▶ EXERCISE PROMPT
Transcribe every entry word for word, but skip the images.

Begin MATERIAL

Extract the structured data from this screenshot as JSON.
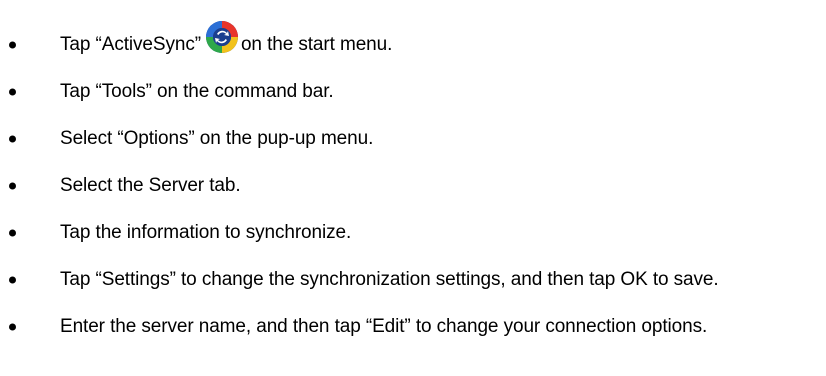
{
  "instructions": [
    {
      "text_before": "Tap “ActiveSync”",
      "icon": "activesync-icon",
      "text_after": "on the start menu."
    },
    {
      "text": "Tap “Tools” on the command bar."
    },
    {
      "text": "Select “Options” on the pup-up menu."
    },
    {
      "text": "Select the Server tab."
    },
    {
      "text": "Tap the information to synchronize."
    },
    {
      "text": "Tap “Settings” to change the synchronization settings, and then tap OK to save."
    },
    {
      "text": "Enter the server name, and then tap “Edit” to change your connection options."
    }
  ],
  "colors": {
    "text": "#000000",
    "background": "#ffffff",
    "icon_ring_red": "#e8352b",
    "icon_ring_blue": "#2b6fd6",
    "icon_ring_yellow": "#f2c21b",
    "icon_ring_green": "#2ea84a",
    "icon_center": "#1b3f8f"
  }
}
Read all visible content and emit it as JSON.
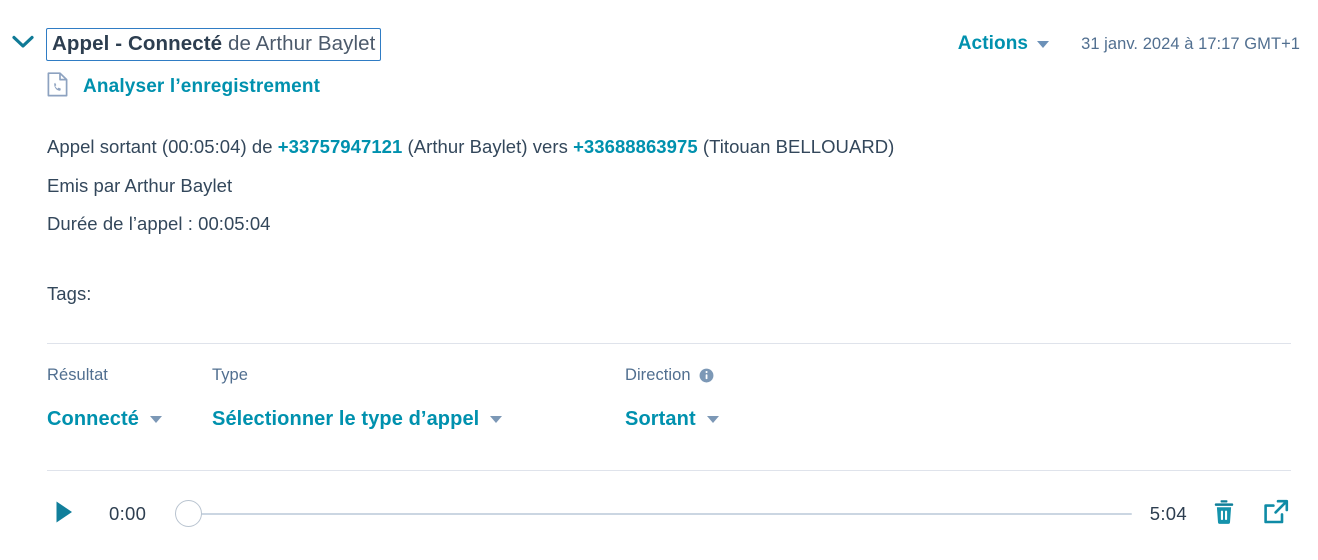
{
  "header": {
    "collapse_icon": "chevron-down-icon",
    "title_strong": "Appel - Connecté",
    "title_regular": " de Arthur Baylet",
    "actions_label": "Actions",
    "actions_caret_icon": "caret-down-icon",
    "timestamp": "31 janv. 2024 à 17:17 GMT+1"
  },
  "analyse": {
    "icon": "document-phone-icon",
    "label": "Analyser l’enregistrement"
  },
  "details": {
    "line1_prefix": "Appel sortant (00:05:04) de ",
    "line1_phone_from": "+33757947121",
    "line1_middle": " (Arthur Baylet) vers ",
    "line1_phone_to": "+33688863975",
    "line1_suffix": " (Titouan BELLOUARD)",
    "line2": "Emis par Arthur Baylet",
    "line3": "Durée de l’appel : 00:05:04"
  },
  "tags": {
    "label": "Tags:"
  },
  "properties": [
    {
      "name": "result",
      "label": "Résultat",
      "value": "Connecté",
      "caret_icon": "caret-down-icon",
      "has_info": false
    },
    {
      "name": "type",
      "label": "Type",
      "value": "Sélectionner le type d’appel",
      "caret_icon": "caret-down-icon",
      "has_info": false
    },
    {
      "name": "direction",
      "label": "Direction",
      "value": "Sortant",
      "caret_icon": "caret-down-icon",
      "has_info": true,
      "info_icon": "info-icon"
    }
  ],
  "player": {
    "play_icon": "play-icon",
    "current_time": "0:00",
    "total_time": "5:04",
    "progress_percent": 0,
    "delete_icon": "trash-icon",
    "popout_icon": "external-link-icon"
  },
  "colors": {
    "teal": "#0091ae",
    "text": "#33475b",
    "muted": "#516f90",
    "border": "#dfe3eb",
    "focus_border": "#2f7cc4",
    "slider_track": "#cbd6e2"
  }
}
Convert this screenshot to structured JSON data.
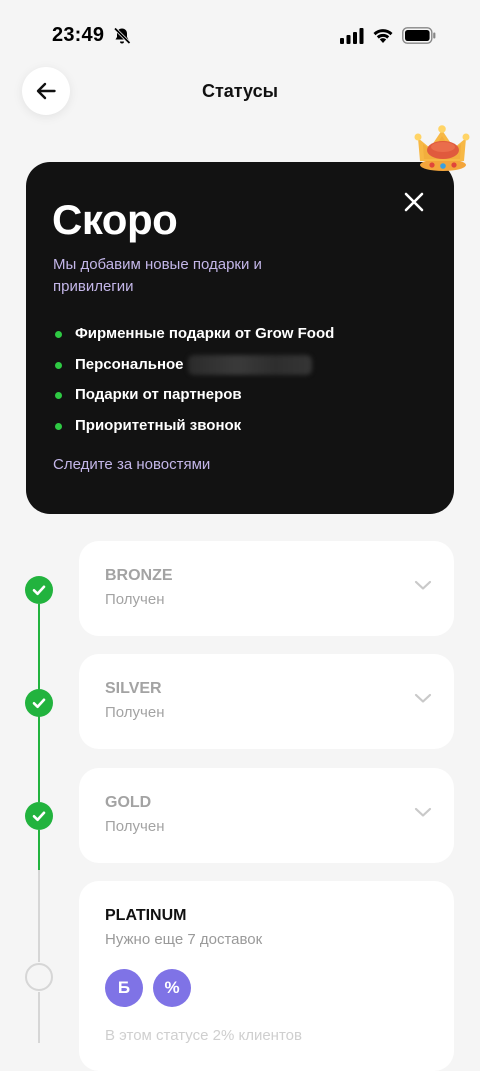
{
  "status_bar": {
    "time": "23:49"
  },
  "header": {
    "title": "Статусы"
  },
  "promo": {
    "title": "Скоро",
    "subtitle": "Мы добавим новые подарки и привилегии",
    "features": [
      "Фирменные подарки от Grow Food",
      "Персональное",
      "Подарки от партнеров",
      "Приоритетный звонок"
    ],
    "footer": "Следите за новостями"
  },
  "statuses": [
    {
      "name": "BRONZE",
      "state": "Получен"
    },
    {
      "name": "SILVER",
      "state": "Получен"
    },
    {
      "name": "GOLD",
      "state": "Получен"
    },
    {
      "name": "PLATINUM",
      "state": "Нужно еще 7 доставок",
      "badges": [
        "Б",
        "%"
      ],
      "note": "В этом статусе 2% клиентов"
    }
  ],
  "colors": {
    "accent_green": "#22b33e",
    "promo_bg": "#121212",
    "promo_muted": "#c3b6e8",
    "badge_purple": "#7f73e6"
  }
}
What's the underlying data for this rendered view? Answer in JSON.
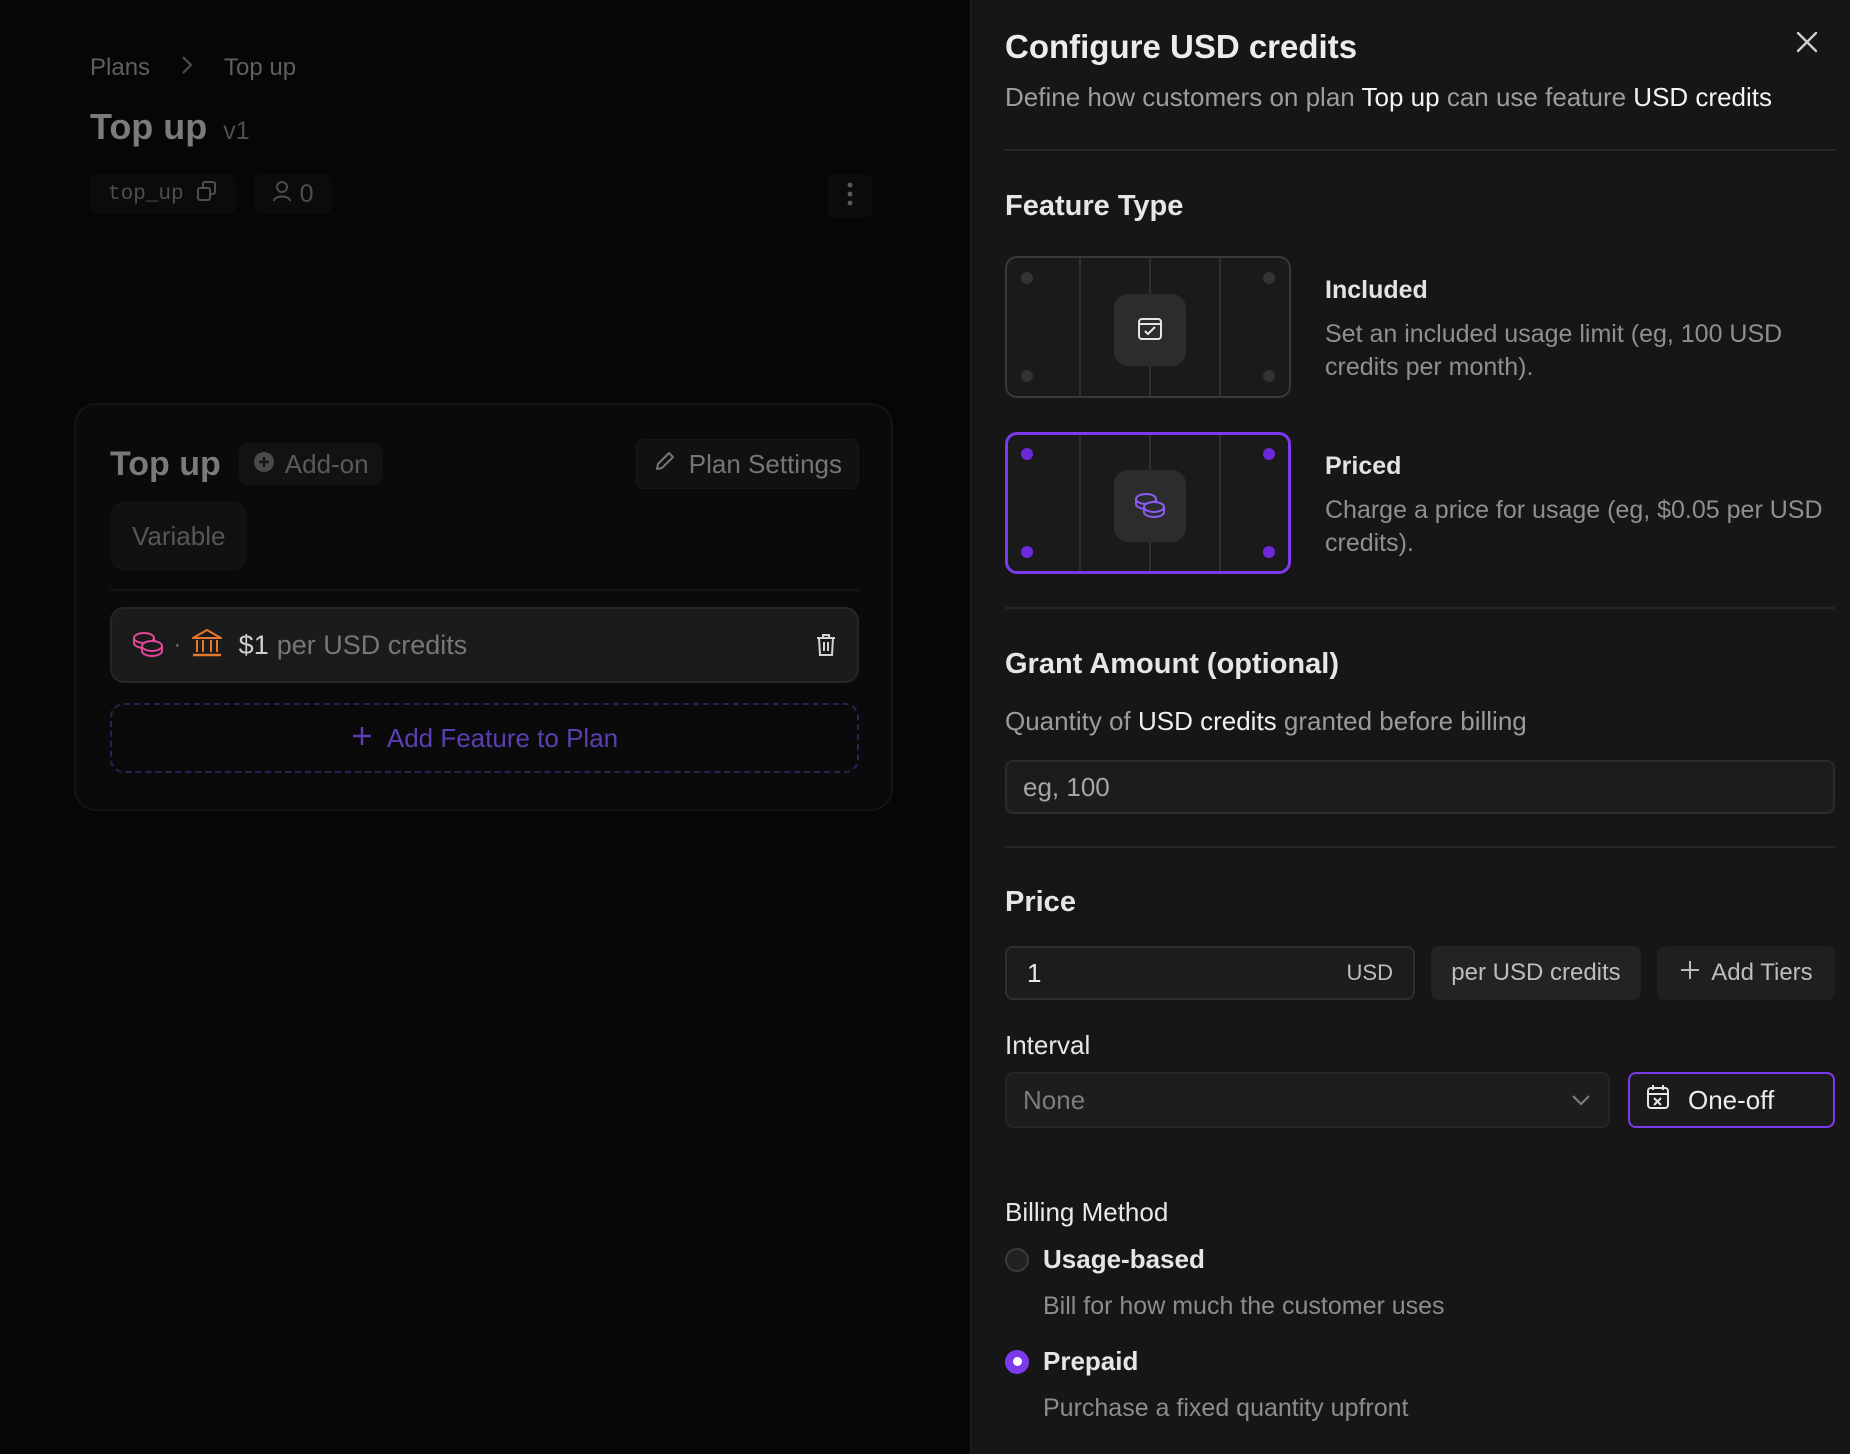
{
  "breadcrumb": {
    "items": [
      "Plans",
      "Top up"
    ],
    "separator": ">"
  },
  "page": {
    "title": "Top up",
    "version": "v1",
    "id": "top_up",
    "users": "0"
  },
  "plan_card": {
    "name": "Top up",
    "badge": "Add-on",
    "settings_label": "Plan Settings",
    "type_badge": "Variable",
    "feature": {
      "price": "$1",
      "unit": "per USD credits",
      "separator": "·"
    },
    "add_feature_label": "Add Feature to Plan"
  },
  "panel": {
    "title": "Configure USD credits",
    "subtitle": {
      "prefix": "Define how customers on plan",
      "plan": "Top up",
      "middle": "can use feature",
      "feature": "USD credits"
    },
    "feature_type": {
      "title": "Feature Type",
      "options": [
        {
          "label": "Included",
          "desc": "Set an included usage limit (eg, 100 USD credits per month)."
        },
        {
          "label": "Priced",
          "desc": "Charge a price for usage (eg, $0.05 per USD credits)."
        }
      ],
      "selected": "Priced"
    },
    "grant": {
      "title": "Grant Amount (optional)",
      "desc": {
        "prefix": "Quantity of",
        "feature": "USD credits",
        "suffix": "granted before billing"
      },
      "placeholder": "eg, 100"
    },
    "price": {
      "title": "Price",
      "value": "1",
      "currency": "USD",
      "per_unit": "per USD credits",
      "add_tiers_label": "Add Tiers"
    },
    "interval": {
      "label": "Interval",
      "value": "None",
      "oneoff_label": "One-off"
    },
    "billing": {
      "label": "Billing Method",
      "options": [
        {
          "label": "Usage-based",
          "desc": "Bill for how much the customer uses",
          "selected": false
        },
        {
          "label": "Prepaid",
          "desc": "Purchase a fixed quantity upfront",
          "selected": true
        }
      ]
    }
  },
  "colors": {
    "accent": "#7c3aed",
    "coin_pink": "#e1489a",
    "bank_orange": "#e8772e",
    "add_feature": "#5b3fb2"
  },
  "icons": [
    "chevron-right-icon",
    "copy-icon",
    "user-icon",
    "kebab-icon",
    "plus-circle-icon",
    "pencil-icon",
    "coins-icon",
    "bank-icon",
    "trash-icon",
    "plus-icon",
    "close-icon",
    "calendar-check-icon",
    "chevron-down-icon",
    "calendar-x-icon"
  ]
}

End MATERIAL

▶ SOLUTION TO THE EXERCISE
Extract the structured data from this screenshot as JSON.
{
  "instructions": [
    {
      "text_before": "Tap “ActiveSync”",
      "icon": "activesync-icon",
      "text_after": "on the start menu."
    },
    {
      "text": "Tap “Tools” on the command bar."
    },
    {
      "text": "Select “Options” on the pup-up menu."
    },
    {
      "text": "Select the Server tab."
    },
    {
      "text": "Tap the information to synchronize."
    },
    {
      "text": "Tap “Settings” to change the synchronization settings, and then tap OK to save."
    },
    {
      "text": "Enter the server name, and then tap “Edit” to change your connection options."
    }
  ],
  "colors": {
    "text": "#000000",
    "background": "#ffffff",
    "icon_ring_red": "#e8352b",
    "icon_ring_blue": "#2b6fd6",
    "icon_ring_yellow": "#f2c21b",
    "icon_ring_green": "#2ea84a",
    "icon_center": "#1b3f8f"
  }
}
Read all visible content and emit it as JSON.
{
  "header": {
    "collapse_icon": "chevron-down-icon",
    "title_strong": "Appel - Connecté",
    "title_regular": " de Arthur Baylet",
    "actions_label": "Actions",
    "actions_caret_icon": "caret-down-icon",
    "timestamp": "31 janv. 2024 à 17:17 GMT+1"
  },
  "analyse": {
    "icon": "document-phone-icon",
    "label": "Analyser l’enregistrement"
  },
  "details": {
    "line1_prefix": "Appel sortant (00:05:04) de ",
    "line1_phone_from": "+33757947121",
    "line1_middle": " (Arthur Baylet) vers ",
    "line1_phone_to": "+33688863975",
    "line1_suffix": " (Titouan BELLOUARD)",
    "line2": "Emis par Arthur Baylet",
    "line3": "Durée de l’appel : 00:05:04"
  },
  "tags": {
    "label": "Tags:"
  },
  "properties": [
    {
      "name": "result",
      "label": "Résultat",
      "value": "Connecté",
      "caret_icon": "caret-down-icon",
      "has_info": false
    },
    {
      "name": "type",
      "label": "Type",
      "value": "Sélectionner le type d’appel",
      "caret_icon": "caret-down-icon",
      "has_info": false
    },
    {
      "name": "direction",
      "label": "Direction",
      "value": "Sortant",
      "caret_icon": "caret-down-icon",
      "has_info": true,
      "info_icon": "info-icon"
    }
  ],
  "player": {
    "play_icon": "play-icon",
    "current_time": "0:00",
    "total_time": "5:04",
    "progress_percent": 0,
    "delete_icon": "trash-icon",
    "popout_icon": "external-link-icon"
  },
  "colors": {
    "teal": "#0091ae",
    "text": "#33475b",
    "muted": "#516f90",
    "border": "#dfe3eb",
    "focus_border": "#2f7cc4",
    "slider_track": "#cbd6e2"
  }
}
Convert this screenshot to structured JSON data.
{
  "status_bar": {
    "time": "23:49"
  },
  "header": {
    "title": "Статусы"
  },
  "promo": {
    "title": "Скоро",
    "subtitle": "Мы добавим новые подарки и привилегии",
    "features": [
      "Фирменные подарки от Grow Food",
      "Персональное",
      "Подарки от партнеров",
      "Приоритетный звонок"
    ],
    "footer": "Следите за новостями"
  },
  "statuses": [
    {
      "name": "BRONZE",
      "state": "Получен"
    },
    {
      "name": "SILVER",
      "state": "Получен"
    },
    {
      "name": "GOLD",
      "state": "Получен"
    },
    {
      "name": "PLATINUM",
      "state": "Нужно еще 7 доставок",
      "badges": [
        "Б",
        "%"
      ],
      "note": "В этом статусе 2% клиентов"
    }
  ],
  "colors": {
    "accent_green": "#22b33e",
    "promo_bg": "#121212",
    "promo_muted": "#c3b6e8",
    "badge_purple": "#7f73e6"
  }
}
What's the underlying data for this rendered view? Answer in JSON.
{
  "breadcrumb": {
    "items": [
      "Plans",
      "Top up"
    ],
    "separator": ">"
  },
  "page": {
    "title": "Top up",
    "version": "v1",
    "id": "top_up",
    "users": "0"
  },
  "plan_card": {
    "name": "Top up",
    "badge": "Add-on",
    "settings_label": "Plan Settings",
    "type_badge": "Variable",
    "feature": {
      "price": "$1",
      "unit": "per USD credits",
      "separator": "·"
    },
    "add_feature_label": "Add Feature to Plan"
  },
  "panel": {
    "title": "Configure USD credits",
    "subtitle": {
      "prefix": "Define how customers on plan",
      "plan": "Top up",
      "middle": "can use feature",
      "feature": "USD credits"
    },
    "feature_type": {
      "title": "Feature Type",
      "options": [
        {
          "label": "Included",
          "desc": "Set an included usage limit (eg, 100 USD credits per month)."
        },
        {
          "label": "Priced",
          "desc": "Charge a price for usage (eg, $0.05 per USD credits)."
        }
      ],
      "selected": "Priced"
    },
    "grant": {
      "title": "Grant Amount (optional)",
      "desc": {
        "prefix": "Quantity of",
        "feature": "USD credits",
        "suffix": "granted before billing"
      },
      "placeholder": "eg, 100"
    },
    "price": {
      "title": "Price",
      "value": "1",
      "currency": "USD",
      "per_unit": "per USD credits",
      "add_tiers_label": "Add Tiers"
    },
    "interval": {
      "label": "Interval",
      "value": "None",
      "oneoff_label": "One-off"
    },
    "billing": {
      "label": "Billing Method",
      "options": [
        {
          "label": "Usage-based",
          "desc": "Bill for how much the customer uses",
          "selected": false
        },
        {
          "label": "Prepaid",
          "desc": "Purchase a fixed quantity upfront",
          "selected": true
        }
      ]
    }
  },
  "colors": {
    "accent": "#7c3aed",
    "coin_pink": "#e1489a",
    "bank_orange": "#e8772e",
    "add_feature": "#5b3fb2"
  },
  "icons": [
    "chevron-right-icon",
    "copy-icon",
    "user-icon",
    "kebab-icon",
    "plus-circle-icon",
    "pencil-icon",
    "coins-icon",
    "bank-icon",
    "trash-icon",
    "plus-icon",
    "close-icon",
    "calendar-check-icon",
    "chevron-down-icon",
    "calendar-x-icon"
  ]
}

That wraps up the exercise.